##### Given information

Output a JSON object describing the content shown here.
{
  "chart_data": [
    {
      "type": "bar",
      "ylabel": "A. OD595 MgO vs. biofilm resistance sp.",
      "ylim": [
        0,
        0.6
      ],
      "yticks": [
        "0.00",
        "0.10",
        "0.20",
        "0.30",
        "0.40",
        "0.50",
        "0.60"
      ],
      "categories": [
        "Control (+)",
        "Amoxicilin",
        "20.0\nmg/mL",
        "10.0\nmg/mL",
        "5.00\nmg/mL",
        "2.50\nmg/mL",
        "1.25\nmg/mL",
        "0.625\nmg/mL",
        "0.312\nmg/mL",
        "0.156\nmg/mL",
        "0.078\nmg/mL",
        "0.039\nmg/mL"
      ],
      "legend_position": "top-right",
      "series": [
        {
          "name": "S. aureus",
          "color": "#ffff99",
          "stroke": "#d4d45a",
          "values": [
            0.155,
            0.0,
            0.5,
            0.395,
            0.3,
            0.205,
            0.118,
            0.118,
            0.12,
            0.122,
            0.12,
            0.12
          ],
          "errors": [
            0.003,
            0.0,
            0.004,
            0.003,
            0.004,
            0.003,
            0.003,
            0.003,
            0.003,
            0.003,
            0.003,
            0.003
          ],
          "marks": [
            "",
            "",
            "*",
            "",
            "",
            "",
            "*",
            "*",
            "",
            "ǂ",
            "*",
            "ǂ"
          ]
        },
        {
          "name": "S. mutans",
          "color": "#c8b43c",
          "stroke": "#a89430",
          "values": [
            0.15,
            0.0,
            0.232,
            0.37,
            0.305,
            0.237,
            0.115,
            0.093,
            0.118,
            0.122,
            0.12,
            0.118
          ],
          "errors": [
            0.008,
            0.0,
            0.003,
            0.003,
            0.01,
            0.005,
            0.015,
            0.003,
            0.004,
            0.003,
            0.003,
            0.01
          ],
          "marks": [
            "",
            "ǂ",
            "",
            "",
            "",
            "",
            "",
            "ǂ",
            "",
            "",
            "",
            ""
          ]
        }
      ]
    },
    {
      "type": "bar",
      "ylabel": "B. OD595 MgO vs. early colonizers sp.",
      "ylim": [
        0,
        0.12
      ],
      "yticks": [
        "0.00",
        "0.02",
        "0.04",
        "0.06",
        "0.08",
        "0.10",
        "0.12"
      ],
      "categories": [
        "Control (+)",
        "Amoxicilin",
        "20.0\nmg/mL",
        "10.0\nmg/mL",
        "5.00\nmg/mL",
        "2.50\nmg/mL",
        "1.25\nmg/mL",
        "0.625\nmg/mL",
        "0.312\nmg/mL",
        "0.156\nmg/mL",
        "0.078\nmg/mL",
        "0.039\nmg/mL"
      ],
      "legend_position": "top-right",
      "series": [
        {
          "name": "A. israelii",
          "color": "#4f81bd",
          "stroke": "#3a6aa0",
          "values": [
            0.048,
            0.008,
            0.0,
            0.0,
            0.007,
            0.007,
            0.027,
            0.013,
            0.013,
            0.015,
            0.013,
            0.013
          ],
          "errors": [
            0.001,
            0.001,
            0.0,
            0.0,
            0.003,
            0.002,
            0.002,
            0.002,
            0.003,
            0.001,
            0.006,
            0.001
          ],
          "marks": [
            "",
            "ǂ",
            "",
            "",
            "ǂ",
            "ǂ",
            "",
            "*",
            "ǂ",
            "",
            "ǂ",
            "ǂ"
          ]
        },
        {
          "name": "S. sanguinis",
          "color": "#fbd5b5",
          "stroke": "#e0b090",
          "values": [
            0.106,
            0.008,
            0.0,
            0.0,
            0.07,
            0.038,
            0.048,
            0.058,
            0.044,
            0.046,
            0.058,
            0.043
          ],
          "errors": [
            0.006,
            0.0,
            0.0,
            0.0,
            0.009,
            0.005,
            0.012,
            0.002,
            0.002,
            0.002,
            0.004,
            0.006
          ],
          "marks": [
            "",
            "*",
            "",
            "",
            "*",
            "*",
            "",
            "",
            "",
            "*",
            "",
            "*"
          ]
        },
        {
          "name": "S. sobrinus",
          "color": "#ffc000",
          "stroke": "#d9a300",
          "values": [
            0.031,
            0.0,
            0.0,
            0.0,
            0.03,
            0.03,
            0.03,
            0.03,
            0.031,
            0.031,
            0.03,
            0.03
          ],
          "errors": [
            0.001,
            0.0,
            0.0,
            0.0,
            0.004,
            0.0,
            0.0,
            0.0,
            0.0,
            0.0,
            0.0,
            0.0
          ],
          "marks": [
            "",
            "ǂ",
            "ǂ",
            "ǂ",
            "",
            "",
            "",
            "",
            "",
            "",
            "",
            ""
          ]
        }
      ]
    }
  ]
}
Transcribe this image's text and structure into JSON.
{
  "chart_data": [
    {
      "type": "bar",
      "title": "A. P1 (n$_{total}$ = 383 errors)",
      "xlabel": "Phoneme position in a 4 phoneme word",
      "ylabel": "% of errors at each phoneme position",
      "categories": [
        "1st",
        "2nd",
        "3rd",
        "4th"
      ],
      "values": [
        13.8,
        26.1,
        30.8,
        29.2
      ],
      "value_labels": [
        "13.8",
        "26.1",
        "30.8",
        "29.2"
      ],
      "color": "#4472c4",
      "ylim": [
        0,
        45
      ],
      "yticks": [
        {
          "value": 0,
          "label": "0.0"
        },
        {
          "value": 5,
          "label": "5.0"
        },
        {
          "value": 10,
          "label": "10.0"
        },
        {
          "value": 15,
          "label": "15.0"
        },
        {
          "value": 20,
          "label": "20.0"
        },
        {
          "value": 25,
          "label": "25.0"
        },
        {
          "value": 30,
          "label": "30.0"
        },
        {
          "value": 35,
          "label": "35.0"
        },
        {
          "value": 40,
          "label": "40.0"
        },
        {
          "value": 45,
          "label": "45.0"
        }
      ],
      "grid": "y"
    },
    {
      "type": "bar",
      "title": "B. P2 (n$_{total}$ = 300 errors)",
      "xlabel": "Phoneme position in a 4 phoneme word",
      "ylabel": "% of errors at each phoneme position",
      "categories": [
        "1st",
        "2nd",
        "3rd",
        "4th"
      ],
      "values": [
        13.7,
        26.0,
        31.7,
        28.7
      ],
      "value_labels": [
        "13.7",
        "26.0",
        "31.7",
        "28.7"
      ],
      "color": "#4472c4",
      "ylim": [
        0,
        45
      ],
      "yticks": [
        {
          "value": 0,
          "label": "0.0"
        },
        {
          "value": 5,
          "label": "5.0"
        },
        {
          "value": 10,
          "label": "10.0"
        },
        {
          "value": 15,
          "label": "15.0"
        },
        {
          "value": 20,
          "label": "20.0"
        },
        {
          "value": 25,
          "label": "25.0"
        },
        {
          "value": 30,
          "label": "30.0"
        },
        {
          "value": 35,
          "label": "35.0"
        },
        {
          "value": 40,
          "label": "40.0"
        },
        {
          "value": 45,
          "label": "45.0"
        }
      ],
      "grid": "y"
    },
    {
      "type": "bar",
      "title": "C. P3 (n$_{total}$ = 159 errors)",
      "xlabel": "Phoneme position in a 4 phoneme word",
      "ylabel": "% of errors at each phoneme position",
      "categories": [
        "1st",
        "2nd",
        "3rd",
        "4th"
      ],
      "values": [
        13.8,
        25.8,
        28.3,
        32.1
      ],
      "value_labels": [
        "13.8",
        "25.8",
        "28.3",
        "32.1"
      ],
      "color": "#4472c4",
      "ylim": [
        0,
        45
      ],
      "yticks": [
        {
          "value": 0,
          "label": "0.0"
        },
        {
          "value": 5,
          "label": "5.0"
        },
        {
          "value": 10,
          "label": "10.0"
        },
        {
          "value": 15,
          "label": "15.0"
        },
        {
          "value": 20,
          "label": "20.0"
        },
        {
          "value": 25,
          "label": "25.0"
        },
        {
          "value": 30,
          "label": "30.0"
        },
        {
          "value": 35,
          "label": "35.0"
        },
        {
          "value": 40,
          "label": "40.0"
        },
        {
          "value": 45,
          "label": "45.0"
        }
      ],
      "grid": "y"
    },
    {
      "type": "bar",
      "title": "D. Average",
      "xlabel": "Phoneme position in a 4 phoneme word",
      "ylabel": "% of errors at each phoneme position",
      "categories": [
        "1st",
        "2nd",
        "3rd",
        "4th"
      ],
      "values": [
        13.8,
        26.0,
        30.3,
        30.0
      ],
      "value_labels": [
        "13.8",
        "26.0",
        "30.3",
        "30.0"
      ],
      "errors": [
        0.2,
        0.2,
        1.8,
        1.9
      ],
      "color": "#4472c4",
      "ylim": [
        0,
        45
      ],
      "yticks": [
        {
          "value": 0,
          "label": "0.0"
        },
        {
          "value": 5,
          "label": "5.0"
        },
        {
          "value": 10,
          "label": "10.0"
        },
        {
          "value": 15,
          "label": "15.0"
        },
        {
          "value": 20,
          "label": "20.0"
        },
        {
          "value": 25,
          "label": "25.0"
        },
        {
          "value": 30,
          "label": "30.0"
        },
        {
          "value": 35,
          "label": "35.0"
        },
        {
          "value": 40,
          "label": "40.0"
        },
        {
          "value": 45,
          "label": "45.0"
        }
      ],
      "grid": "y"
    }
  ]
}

##########

Filter the listing for the word "title" and copy every line that holds it.

> Completed task:
      "title": "A. P1 (n$_{total}$ = 383 errors)",
      "title": "B. P2 (n$_{total}$ = 300 errors)",
      "title": "C. P3 (n$_{total}$ = 159 errors)",
      "title": "D. Average",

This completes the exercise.